**Task to complete**
Repeat all entries exactly.

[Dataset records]
════════════════════

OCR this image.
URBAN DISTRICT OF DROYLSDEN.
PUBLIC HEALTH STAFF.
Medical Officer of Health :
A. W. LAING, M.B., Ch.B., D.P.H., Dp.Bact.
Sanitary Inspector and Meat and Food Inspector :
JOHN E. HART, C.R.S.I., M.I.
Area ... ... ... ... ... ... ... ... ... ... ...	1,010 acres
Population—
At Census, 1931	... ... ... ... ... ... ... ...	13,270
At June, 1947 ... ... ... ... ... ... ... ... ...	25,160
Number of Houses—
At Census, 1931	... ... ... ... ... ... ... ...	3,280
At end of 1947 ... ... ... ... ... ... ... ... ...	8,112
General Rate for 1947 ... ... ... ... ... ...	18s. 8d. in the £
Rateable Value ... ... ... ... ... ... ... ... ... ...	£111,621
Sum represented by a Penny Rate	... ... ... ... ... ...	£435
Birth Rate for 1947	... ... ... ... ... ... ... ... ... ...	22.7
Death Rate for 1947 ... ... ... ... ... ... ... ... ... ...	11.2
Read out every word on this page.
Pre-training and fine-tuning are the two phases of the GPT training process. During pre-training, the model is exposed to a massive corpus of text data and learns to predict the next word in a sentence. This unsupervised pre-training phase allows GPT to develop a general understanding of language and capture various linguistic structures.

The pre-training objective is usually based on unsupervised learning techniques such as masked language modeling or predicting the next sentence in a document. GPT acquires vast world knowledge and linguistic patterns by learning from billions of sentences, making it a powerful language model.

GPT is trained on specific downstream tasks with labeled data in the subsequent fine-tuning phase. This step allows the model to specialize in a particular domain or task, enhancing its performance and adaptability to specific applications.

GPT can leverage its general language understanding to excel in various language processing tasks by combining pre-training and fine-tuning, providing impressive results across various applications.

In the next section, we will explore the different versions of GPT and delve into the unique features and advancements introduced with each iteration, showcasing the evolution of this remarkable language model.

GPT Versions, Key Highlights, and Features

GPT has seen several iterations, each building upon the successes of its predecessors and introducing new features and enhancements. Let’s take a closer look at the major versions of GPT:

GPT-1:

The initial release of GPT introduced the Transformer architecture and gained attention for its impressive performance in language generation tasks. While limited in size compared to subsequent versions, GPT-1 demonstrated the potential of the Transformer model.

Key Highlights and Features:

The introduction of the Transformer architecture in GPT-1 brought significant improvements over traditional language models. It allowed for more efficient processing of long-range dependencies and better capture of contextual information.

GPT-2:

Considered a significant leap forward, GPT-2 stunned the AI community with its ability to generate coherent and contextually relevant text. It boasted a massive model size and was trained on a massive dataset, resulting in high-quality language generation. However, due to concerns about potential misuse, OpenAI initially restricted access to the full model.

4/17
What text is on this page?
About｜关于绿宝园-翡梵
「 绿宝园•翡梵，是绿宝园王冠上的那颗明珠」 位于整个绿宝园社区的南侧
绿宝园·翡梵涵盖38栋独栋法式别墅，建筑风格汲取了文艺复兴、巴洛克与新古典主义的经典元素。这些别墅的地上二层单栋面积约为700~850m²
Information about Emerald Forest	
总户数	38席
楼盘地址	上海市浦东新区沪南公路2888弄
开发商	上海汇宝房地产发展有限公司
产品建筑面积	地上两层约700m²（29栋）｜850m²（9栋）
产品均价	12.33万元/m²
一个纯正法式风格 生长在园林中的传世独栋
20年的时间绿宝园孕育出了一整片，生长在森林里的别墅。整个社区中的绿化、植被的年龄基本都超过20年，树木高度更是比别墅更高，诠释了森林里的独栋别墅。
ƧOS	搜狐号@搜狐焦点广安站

════════════════════

**Problem solution**
OCR this image.
URBAN DISTRICT OF DROYLSDEN.
PUBLIC HEALTH STAFF.
Medical Officer of Health :
A. W. LAING, M.B., Ch.B., D.P.H., Dp.Bact.
Sanitary Inspector and Meat and Food Inspector :
JOHN E. HART, C.R.S.I., M.I.
Area ... ... ... ... ... ... ... ... ... ... ...	1,010 acres
Population—
At Census, 1931	... ... ... ... ... ... ... ...	13,270
At June, 1947 ... ... ... ... ... ... ... ... ...	25,160
Number of Houses—
At Census, 1931	... ... ... ... ... ... ... ...	3,280
At end of 1947 ... ... ... ... ... ... ... ... ...	8,112
General Rate for 1947 ... ... ... ... ... ...	18s. 8d. in the £
Rateable Value ... ... ... ... ... ... ... ... ... ...	£111,621
Sum represented by a Penny Rate	... ... ... ... ... ...	£435
Birth Rate for 1947	... ... ... ... ... ... ... ... ... ...	22.7
Death Rate for 1947 ... ... ... ... ... ... ... ... ... ...	11.2
Read out every word on this page.
Pre-training and fine-tuning are the two phases of the GPT training process. During pre-training, the model is exposed to a massive corpus of text data and learns to predict the next word in a sentence. This unsupervised pre-training phase allows GPT to develop a general understanding of language and capture various linguistic structures.

The pre-training objective is usually based on unsupervised learning techniques such as masked language modeling or predicting the next sentence in a document. GPT acquires vast world knowledge and linguistic patterns by learning from billions of sentences, making it a powerful language model.

GPT is trained on specific downstream tasks with labeled data in the subsequent fine-tuning phase. This step allows the model to specialize in a particular domain or task, enhancing its performance and adaptability to specific applications.

GPT can leverage its general language understanding to excel in various language processing tasks by combining pre-training and fine-tuning, providing impressive results across various applications.

In the next section, we will explore the different versions of GPT and delve into the unique features and advancements introduced with each iteration, showcasing the evolution of this remarkable language model.

GPT Versions, Key Highlights, and Features

GPT has seen several iterations, each building upon the successes of its predecessors and introducing new features and enhancements. Let’s take a closer look at the major versions of GPT:

GPT-1:

The initial release of GPT introduced the Transformer architecture and gained attention for its impressive performance in language generation tasks. While limited in size compared to subsequent versions, GPT-1 demonstrated the potential of the Transformer model.

Key Highlights and Features:

The introduction of the Transformer architecture in GPT-1 brought significant improvements over traditional language models. It allowed for more efficient processing of long-range dependencies and better capture of contextual information.

GPT-2:

Considered a significant leap forward, GPT-2 stunned the AI community with its ability to generate coherent and contextually relevant text. It boasted a massive model size and was trained on a massive dataset, resulting in high-quality language generation. However, due to concerns about potential misuse, OpenAI initially restricted access to the full model.

4/17
What text is on this page?
About｜关于绿宝园-翡梵
「 绿宝园•翡梵，是绿宝园王冠上的那颗明珠」 位于整个绿宝园社区的南侧
绿宝园·翡梵涵盖38栋独栋法式别墅，建筑风格汲取了文艺复兴、巴洛克与新古典主义的经典元素。这些别墅的地上二层单栋面积约为700~850m²
Information about Emerald Forest	
总户数	38席
楼盘地址	上海市浦东新区沪南公路2888弄
开发商	上海汇宝房地产发展有限公司
产品建筑面积	地上两层约700m²（29栋）｜850m²（9栋）
产品均价	12.33万元/m²
一个纯正法式风格 生长在园林中的传世独栋
20年的时间绿宝园孕育出了一整片，生长在森林里的别墅。整个社区中的绿化、植被的年龄基本都超过20年，树木高度更是比别墅更高，诠释了森林里的独栋别墅。
ƧOS	搜狐号@搜狐焦点广安站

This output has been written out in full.